[START OF Exercise materials]

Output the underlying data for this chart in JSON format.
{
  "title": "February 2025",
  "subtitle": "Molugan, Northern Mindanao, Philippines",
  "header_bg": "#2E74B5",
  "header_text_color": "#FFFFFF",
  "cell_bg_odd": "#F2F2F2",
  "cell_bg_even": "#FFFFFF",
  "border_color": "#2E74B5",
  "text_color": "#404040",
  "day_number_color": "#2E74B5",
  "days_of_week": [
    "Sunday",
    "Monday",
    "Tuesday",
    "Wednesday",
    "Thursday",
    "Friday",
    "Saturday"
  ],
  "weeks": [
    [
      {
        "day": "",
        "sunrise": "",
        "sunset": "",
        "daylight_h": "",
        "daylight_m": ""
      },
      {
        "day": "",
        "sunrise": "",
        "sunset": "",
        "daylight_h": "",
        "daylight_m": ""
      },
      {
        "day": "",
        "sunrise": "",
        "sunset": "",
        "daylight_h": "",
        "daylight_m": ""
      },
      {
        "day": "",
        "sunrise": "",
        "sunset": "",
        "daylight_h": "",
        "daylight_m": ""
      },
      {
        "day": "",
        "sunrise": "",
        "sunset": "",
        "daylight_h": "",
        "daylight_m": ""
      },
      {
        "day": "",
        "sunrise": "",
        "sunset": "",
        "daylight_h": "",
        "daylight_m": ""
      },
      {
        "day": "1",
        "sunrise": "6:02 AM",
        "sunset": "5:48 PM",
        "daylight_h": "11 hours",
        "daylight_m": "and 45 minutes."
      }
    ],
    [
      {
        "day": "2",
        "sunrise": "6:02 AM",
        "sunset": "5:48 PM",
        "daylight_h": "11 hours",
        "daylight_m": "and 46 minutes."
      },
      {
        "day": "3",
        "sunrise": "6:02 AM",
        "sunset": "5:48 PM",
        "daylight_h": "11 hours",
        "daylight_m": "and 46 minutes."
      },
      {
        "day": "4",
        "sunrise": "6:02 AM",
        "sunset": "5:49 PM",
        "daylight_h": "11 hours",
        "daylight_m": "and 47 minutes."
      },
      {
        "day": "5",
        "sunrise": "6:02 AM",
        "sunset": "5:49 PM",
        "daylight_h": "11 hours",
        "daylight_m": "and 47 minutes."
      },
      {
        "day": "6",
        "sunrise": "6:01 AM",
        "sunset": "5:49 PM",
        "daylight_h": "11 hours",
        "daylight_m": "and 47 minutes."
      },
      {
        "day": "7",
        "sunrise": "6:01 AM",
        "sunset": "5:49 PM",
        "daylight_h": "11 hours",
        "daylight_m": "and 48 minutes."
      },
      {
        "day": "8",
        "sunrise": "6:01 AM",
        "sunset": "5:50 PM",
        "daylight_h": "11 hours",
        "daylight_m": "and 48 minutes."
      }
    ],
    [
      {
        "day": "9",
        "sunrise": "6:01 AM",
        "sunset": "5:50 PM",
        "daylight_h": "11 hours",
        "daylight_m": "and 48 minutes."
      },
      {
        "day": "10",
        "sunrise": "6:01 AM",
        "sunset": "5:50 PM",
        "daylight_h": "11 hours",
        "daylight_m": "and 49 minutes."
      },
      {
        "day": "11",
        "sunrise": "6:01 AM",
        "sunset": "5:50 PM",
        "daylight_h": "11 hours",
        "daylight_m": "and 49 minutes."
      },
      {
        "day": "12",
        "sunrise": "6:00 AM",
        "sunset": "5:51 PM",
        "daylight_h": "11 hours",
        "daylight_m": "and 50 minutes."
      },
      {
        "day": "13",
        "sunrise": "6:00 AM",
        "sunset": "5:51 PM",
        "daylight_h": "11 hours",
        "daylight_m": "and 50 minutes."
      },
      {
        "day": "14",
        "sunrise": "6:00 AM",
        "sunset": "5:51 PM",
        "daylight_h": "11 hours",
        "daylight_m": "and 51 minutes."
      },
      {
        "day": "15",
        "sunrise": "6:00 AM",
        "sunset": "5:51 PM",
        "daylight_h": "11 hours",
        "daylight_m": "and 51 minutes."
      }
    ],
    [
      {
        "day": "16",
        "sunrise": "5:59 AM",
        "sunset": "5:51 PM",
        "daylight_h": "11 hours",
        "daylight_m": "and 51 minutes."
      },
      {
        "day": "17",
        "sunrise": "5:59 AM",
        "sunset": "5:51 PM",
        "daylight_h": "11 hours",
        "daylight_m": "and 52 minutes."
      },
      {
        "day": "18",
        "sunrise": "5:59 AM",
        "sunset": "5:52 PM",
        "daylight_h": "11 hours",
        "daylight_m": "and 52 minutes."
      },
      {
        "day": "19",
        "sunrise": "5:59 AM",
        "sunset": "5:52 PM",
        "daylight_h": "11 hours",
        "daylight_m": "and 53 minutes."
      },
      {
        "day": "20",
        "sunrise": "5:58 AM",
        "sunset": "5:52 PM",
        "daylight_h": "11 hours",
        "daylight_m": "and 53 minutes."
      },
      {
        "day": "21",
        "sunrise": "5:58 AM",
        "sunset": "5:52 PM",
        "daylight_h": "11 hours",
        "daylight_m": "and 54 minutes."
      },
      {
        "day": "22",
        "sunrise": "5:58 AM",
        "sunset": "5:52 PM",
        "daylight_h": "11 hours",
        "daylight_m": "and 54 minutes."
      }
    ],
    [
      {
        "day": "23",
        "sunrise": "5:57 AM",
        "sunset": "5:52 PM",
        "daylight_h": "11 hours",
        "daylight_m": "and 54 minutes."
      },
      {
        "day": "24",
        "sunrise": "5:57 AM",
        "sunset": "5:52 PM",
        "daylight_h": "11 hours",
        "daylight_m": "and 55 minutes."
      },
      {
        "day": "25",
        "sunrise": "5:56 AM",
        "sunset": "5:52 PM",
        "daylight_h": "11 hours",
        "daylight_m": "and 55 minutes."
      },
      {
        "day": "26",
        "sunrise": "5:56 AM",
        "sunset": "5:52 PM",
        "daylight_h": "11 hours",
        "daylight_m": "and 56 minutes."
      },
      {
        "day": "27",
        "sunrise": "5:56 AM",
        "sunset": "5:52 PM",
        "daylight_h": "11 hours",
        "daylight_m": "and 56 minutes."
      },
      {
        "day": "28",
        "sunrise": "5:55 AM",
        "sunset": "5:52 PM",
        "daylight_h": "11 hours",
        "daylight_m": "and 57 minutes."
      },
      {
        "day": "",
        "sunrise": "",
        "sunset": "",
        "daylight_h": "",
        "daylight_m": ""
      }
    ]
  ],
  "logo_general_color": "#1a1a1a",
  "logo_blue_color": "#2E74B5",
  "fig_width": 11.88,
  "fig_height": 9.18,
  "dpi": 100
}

[END OF Exercise materials]

**Set exercise**
Each entry is to be returned in full, character for character.

**Task response**
Output the underlying data for this chart in JSON format.
{
  "title": "February 2025",
  "subtitle": "Molugan, Northern Mindanao, Philippines",
  "header_bg": "#2E74B5",
  "header_text_color": "#FFFFFF",
  "cell_bg_odd": "#F2F2F2",
  "cell_bg_even": "#FFFFFF",
  "border_color": "#2E74B5",
  "text_color": "#404040",
  "day_number_color": "#2E74B5",
  "days_of_week": [
    "Sunday",
    "Monday",
    "Tuesday",
    "Wednesday",
    "Thursday",
    "Friday",
    "Saturday"
  ],
  "weeks": [
    [
      {
        "day": "",
        "sunrise": "",
        "sunset": "",
        "daylight_h": "",
        "daylight_m": ""
      },
      {
        "day": "",
        "sunrise": "",
        "sunset": "",
        "daylight_h": "",
        "daylight_m": ""
      },
      {
        "day": "",
        "sunrise": "",
        "sunset": "",
        "daylight_h": "",
        "daylight_m": ""
      },
      {
        "day": "",
        "sunrise": "",
        "sunset": "",
        "daylight_h": "",
        "daylight_m": ""
      },
      {
        "day": "",
        "sunrise": "",
        "sunset": "",
        "daylight_h": "",
        "daylight_m": ""
      },
      {
        "day": "",
        "sunrise": "",
        "sunset": "",
        "daylight_h": "",
        "daylight_m": ""
      },
      {
        "day": "1",
        "sunrise": "6:02 AM",
        "sunset": "5:48 PM",
        "daylight_h": "11 hours",
        "daylight_m": "and 45 minutes."
      }
    ],
    [
      {
        "day": "2",
        "sunrise": "6:02 AM",
        "sunset": "5:48 PM",
        "daylight_h": "11 hours",
        "daylight_m": "and 46 minutes."
      },
      {
        "day": "3",
        "sunrise": "6:02 AM",
        "sunset": "5:48 PM",
        "daylight_h": "11 hours",
        "daylight_m": "and 46 minutes."
      },
      {
        "day": "4",
        "sunrise": "6:02 AM",
        "sunset": "5:49 PM",
        "daylight_h": "11 hours",
        "daylight_m": "and 47 minutes."
      },
      {
        "day": "5",
        "sunrise": "6:02 AM",
        "sunset": "5:49 PM",
        "daylight_h": "11 hours",
        "daylight_m": "and 47 minutes."
      },
      {
        "day": "6",
        "sunrise": "6:01 AM",
        "sunset": "5:49 PM",
        "daylight_h": "11 hours",
        "daylight_m": "and 47 minutes."
      },
      {
        "day": "7",
        "sunrise": "6:01 AM",
        "sunset": "5:49 PM",
        "daylight_h": "11 hours",
        "daylight_m": "and 48 minutes."
      },
      {
        "day": "8",
        "sunrise": "6:01 AM",
        "sunset": "5:50 PM",
        "daylight_h": "11 hours",
        "daylight_m": "and 48 minutes."
      }
    ],
    [
      {
        "day": "9",
        "sunrise": "6:01 AM",
        "sunset": "5:50 PM",
        "daylight_h": "11 hours",
        "daylight_m": "and 48 minutes."
      },
      {
        "day": "10",
        "sunrise": "6:01 AM",
        "sunset": "5:50 PM",
        "daylight_h": "11 hours",
        "daylight_m": "and 49 minutes."
      },
      {
        "day": "11",
        "sunrise": "6:01 AM",
        "sunset": "5:50 PM",
        "daylight_h": "11 hours",
        "daylight_m": "and 49 minutes."
      },
      {
        "day": "12",
        "sunrise": "6:00 AM",
        "sunset": "5:51 PM",
        "daylight_h": "11 hours",
        "daylight_m": "and 50 minutes."
      },
      {
        "day": "13",
        "sunrise": "6:00 AM",
        "sunset": "5:51 PM",
        "daylight_h": "11 hours",
        "daylight_m": "and 50 minutes."
      },
      {
        "day": "14",
        "sunrise": "6:00 AM",
        "sunset": "5:51 PM",
        "daylight_h": "11 hours",
        "daylight_m": "and 51 minutes."
      },
      {
        "day": "15",
        "sunrise": "6:00 AM",
        "sunset": "5:51 PM",
        "daylight_h": "11 hours",
        "daylight_m": "and 51 minutes."
      }
    ],
    [
      {
        "day": "16",
        "sunrise": "5:59 AM",
        "sunset": "5:51 PM",
        "daylight_h": "11 hours",
        "daylight_m": "and 51 minutes."
      },
      {
        "day": "17",
        "sunrise": "5:59 AM",
        "sunset": "5:51 PM",
        "daylight_h": "11 hours",
        "daylight_m": "and 52 minutes."
      },
      {
        "day": "18",
        "sunrise": "5:59 AM",
        "sunset": "5:52 PM",
        "daylight_h": "11 hours",
        "daylight_m": "and 52 minutes."
      },
      {
        "day": "19",
        "sunrise": "5:59 AM",
        "sunset": "5:52 PM",
        "daylight_h": "11 hours",
        "daylight_m": "and 53 minutes."
      },
      {
        "day": "20",
        "sunrise": "5:58 AM",
        "sunset": "5:52 PM",
        "daylight_h": "11 hours",
        "daylight_m": "and 53 minutes."
      },
      {
        "day": "21",
        "sunrise": "5:58 AM",
        "sunset": "5:52 PM",
        "daylight_h": "11 hours",
        "daylight_m": "and 54 minutes."
      },
      {
        "day": "22",
        "sunrise": "5:58 AM",
        "sunset": "5:52 PM",
        "daylight_h": "11 hours",
        "daylight_m": "and 54 minutes."
      }
    ],
    [
      {
        "day": "23",
        "sunrise": "5:57 AM",
        "sunset": "5:52 PM",
        "daylight_h": "11 hours",
        "daylight_m": "and 54 minutes."
      },
      {
        "day": "24",
        "sunrise": "5:57 AM",
        "sunset": "5:52 PM",
        "daylight_h": "11 hours",
        "daylight_m": "and 55 minutes."
      },
      {
        "day": "25",
        "sunrise": "5:56 AM",
        "sunset": "5:52 PM",
        "daylight_h": "11 hours",
        "daylight_m": "and 55 minutes."
      },
      {
        "day": "26",
        "sunrise": "5:56 AM",
        "sunset": "5:52 PM",
        "daylight_h": "11 hours",
        "daylight_m": "and 56 minutes."
      },
      {
        "day": "27",
        "sunrise": "5:56 AM",
        "sunset": "5:52 PM",
        "daylight_h": "11 hours",
        "daylight_m": "and 56 minutes."
      },
      {
        "day": "28",
        "sunrise": "5:55 AM",
        "sunset": "5:52 PM",
        "daylight_h": "11 hours",
        "daylight_m": "and 57 minutes."
      },
      {
        "day": "",
        "sunrise": "",
        "sunset": "",
        "daylight_h": "",
        "daylight_m": ""
      }
    ]
  ],
  "logo_general_color": "#1a1a1a",
  "logo_blue_color": "#2E74B5",
  "fig_width": 11.88,
  "fig_height": 9.18,
  "dpi": 100
}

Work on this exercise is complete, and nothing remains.